### What the exercise asks
In the material below, find all lines with the string "data" and copy them.

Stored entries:
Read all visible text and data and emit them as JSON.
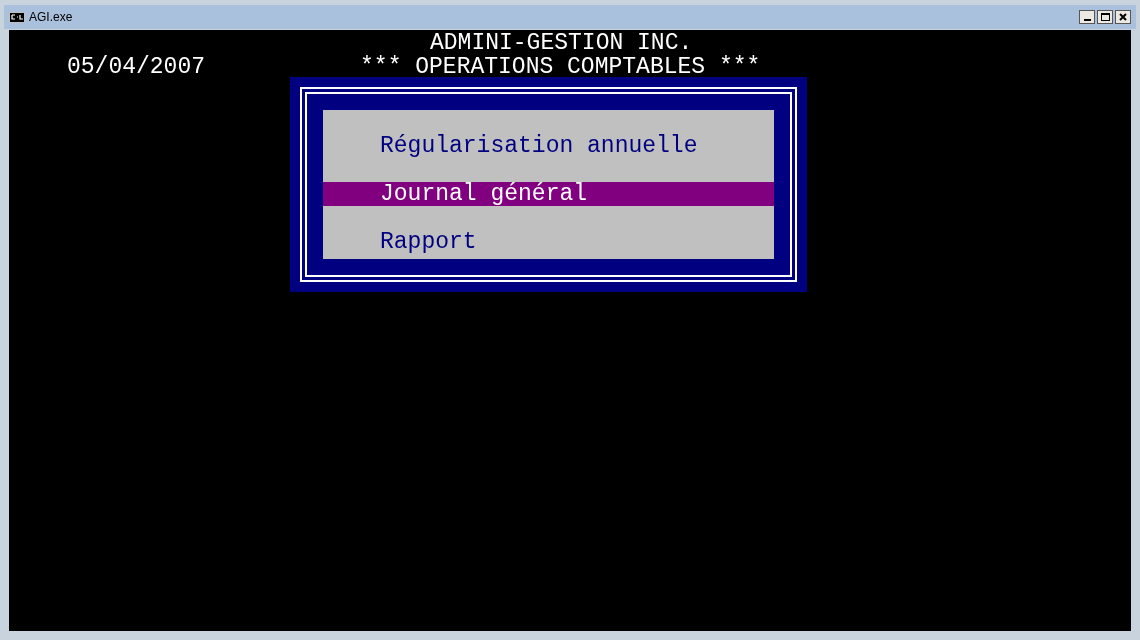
{
  "window": {
    "title": "AGI.exe"
  },
  "header": {
    "company": "ADMINI-GESTION INC.",
    "date": "05/04/2007",
    "subtitle": "*** OPERATIONS COMPTABLES ***"
  },
  "menu": {
    "items": [
      {
        "label": "Régularisation annuelle",
        "selected": false
      },
      {
        "label": "Journal général",
        "selected": true
      },
      {
        "label": "Rapport",
        "selected": false
      }
    ]
  }
}
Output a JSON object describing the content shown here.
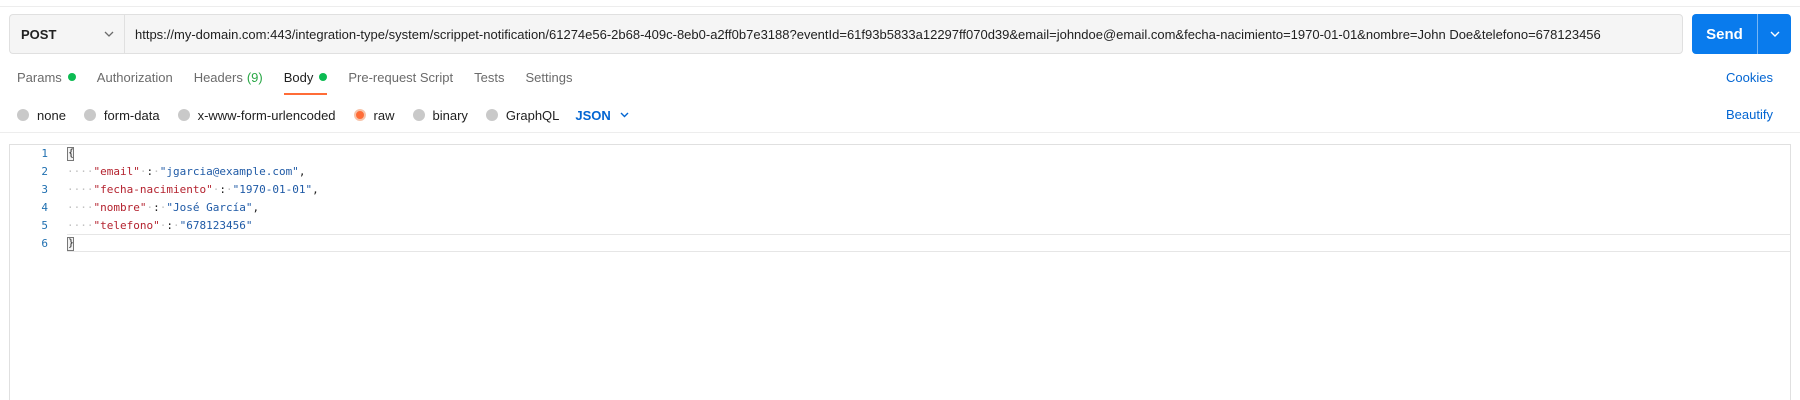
{
  "request": {
    "method": "POST",
    "url": "https://my-domain.com:443/integration-type/system/scrippet-notification/61274e56-2b68-409c-8eb0-a2ff0b7e3188?eventId=61f93b5833a12297ff070d39&email=johndoe@email.com&fecha-nacimiento=1970-01-01&nombre=John Doe&telefono=678123456",
    "send_label": "Send"
  },
  "tabs": [
    {
      "label": "Params",
      "dot": true
    },
    {
      "label": "Authorization"
    },
    {
      "label": "Headers",
      "count": "(9)"
    },
    {
      "label": "Body",
      "dot": true,
      "active": true
    },
    {
      "label": "Pre-request Script"
    },
    {
      "label": "Tests"
    },
    {
      "label": "Settings"
    }
  ],
  "cookies_label": "Cookies",
  "body_types": [
    {
      "label": "none",
      "selected": false
    },
    {
      "label": "form-data",
      "selected": false
    },
    {
      "label": "x-www-form-urlencoded",
      "selected": false
    },
    {
      "label": "raw",
      "selected": true
    },
    {
      "label": "binary",
      "selected": false
    },
    {
      "label": "GraphQL",
      "selected": false
    }
  ],
  "raw_format": "JSON",
  "beautify_label": "Beautify",
  "editor": {
    "line_numbers": [
      "1",
      "2",
      "3",
      "4",
      "5",
      "6"
    ],
    "lines": [
      {
        "key": "\"email\"",
        "value": "\"jgarcia@example.com\"",
        "comma": true
      },
      {
        "key": "\"fecha-nacimiento\"",
        "value": "\"1970-01-01\"",
        "comma": true
      },
      {
        "key": "\"nombre\"",
        "value": "\"José García\"",
        "comma": true
      },
      {
        "key": "\"telefono\"",
        "value": "\"678123456\"",
        "comma": false
      }
    ]
  },
  "colors": {
    "accent_tab": "#ff6c37",
    "send_button": "#097bed",
    "link": "#0265d2",
    "status_dot": "#0cbb52"
  }
}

### Answer
Read all visible text and data and emit them as JSON.
      "label": "form-data",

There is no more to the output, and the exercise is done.